All of the data below should be written out exactly.

━━━━━━━━━━

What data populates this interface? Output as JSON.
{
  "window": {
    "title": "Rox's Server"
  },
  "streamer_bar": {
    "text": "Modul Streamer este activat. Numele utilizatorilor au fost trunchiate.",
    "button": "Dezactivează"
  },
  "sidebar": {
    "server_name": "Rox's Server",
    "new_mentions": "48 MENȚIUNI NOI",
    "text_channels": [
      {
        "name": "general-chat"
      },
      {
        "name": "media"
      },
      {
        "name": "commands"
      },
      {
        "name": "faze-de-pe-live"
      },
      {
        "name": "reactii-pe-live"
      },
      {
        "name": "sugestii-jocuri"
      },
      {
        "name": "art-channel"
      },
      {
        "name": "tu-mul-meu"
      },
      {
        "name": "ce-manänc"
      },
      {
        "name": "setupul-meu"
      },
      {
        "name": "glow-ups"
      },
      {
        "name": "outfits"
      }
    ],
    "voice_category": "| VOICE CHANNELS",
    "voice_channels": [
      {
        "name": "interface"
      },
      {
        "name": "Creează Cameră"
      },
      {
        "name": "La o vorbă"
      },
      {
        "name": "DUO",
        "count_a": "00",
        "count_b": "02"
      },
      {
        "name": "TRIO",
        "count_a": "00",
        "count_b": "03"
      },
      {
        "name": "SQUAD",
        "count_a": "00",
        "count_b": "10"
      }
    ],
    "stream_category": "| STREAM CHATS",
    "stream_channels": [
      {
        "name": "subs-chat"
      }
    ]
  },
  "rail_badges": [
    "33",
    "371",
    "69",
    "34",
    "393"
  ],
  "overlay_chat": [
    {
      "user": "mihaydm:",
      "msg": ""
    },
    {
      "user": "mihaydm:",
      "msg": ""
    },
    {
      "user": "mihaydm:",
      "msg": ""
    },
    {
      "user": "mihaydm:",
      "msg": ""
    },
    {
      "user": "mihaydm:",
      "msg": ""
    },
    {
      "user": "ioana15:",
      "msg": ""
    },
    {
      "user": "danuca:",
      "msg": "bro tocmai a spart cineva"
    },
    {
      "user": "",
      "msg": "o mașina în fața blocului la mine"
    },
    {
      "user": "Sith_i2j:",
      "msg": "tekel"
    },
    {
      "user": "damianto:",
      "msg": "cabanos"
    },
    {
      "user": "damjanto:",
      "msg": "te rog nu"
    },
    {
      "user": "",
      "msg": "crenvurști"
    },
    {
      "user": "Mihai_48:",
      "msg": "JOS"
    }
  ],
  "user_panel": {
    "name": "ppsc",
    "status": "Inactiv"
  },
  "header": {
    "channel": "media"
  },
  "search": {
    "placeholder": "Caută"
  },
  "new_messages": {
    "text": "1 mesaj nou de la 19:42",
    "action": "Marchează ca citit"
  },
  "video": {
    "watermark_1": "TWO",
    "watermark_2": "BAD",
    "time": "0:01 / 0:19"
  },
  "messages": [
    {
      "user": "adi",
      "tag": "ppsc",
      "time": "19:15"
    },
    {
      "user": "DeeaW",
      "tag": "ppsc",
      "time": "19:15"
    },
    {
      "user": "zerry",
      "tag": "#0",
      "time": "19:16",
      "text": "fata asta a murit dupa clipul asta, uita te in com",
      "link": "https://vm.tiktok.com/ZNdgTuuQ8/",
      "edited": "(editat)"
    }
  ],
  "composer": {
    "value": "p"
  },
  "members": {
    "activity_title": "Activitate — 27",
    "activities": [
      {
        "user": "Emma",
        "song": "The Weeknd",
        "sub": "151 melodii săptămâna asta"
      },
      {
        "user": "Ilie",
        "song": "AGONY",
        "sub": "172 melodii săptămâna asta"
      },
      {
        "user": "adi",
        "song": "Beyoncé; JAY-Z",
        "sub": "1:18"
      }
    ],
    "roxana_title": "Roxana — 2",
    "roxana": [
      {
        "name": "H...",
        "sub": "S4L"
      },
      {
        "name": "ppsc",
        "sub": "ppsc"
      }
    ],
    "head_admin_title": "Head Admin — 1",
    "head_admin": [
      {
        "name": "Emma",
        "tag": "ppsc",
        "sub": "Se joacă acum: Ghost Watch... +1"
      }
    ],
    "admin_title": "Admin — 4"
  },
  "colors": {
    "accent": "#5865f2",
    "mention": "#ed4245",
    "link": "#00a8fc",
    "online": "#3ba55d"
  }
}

━━━━━━━━━━

_Solution for this exercise_.
What data populates this interface? Output as JSON.
{
  "window": {
    "title": "Rox's Server"
  },
  "streamer_bar": {
    "text": "Modul Streamer este activat. Numele utilizatorilor au fost trunchiate.",
    "button": "Dezactivează"
  },
  "sidebar": {
    "server_name": "Rox's Server",
    "new_mentions": "48 MENȚIUNI NOI",
    "text_channels": [
      {
        "name": "general-chat"
      },
      {
        "name": "media"
      },
      {
        "name": "commands"
      },
      {
        "name": "faze-de-pe-live"
      },
      {
        "name": "reactii-pe-live"
      },
      {
        "name": "sugestii-jocuri"
      },
      {
        "name": "art-channel"
      },
      {
        "name": "tu-mul-meu"
      },
      {
        "name": "ce-manänc"
      },
      {
        "name": "setupul-meu"
      },
      {
        "name": "glow-ups"
      },
      {
        "name": "outfits"
      }
    ],
    "voice_category": "| VOICE CHANNELS",
    "voice_channels": [
      {
        "name": "interface"
      },
      {
        "name": "Creează Cameră"
      },
      {
        "name": "La o vorbă"
      },
      {
        "name": "DUO",
        "count_a": "00",
        "count_b": "02"
      },
      {
        "name": "TRIO",
        "count_a": "00",
        "count_b": "03"
      },
      {
        "name": "SQUAD",
        "count_a": "00",
        "count_b": "10"
      }
    ],
    "stream_category": "| STREAM CHATS",
    "stream_channels": [
      {
        "name": "subs-chat"
      }
    ]
  },
  "rail_badges": [
    "33",
    "371",
    "69",
    "34",
    "393"
  ],
  "overlay_chat": [
    {
      "user": "mihaydm:",
      "msg": ""
    },
    {
      "user": "mihaydm:",
      "msg": ""
    },
    {
      "user": "mihaydm:",
      "msg": ""
    },
    {
      "user": "mihaydm:",
      "msg": ""
    },
    {
      "user": "mihaydm:",
      "msg": ""
    },
    {
      "user": "ioana15:",
      "msg": ""
    },
    {
      "user": "danuca:",
      "msg": "bro tocmai a spart cineva"
    },
    {
      "user": "",
      "msg": "o mașina în fața blocului la mine"
    },
    {
      "user": "Sith_i2j:",
      "msg": "tekel"
    },
    {
      "user": "damianto:",
      "msg": "cabanos"
    },
    {
      "user": "damjanto:",
      "msg": "te rog nu"
    },
    {
      "user": "",
      "msg": "crenvurști"
    },
    {
      "user": "Mihai_48:",
      "msg": "JOS"
    }
  ],
  "user_panel": {
    "name": "ppsc",
    "status": "Inactiv"
  },
  "header": {
    "channel": "media"
  },
  "search": {
    "placeholder": "Caută"
  },
  "new_messages": {
    "text": "1 mesaj nou de la 19:42",
    "action": "Marchează ca citit"
  },
  "video": {
    "watermark_1": "TWO",
    "watermark_2": "BAD",
    "time": "0:01 / 0:19"
  },
  "messages": [
    {
      "user": "adi",
      "tag": "ppsc",
      "time": "19:15"
    },
    {
      "user": "DeeaW",
      "tag": "ppsc",
      "time": "19:15"
    },
    {
      "user": "zerry",
      "tag": "#0",
      "time": "19:16",
      "text": "fata asta a murit dupa clipul asta, uita te in com",
      "link": "https://vm.tiktok.com/ZNdgTuuQ8/",
      "edited": "(editat)"
    }
  ],
  "composer": {
    "value": "p"
  },
  "members": {
    "activity_title": "Activitate — 27",
    "activities": [
      {
        "user": "Emma",
        "song": "The Weeknd",
        "sub": "151 melodii săptămâna asta"
      },
      {
        "user": "Ilie",
        "song": "AGONY",
        "sub": "172 melodii săptămâna asta"
      },
      {
        "user": "adi",
        "song": "Beyoncé; JAY-Z",
        "sub": "1:18"
      }
    ],
    "roxana_title": "Roxana — 2",
    "roxana": [
      {
        "name": "H...",
        "sub": "S4L"
      },
      {
        "name": "ppsc",
        "sub": "ppsc"
      }
    ],
    "head_admin_title": "Head Admin — 1",
    "head_admin": [
      {
        "name": "Emma",
        "tag": "ppsc",
        "sub": "Se joacă acum: Ghost Watch... +1"
      }
    ],
    "admin_title": "Admin — 4"
  },
  "colors": {
    "accent": "#5865f2",
    "mention": "#ed4245",
    "link": "#00a8fc",
    "online": "#3ba55d"
  }
}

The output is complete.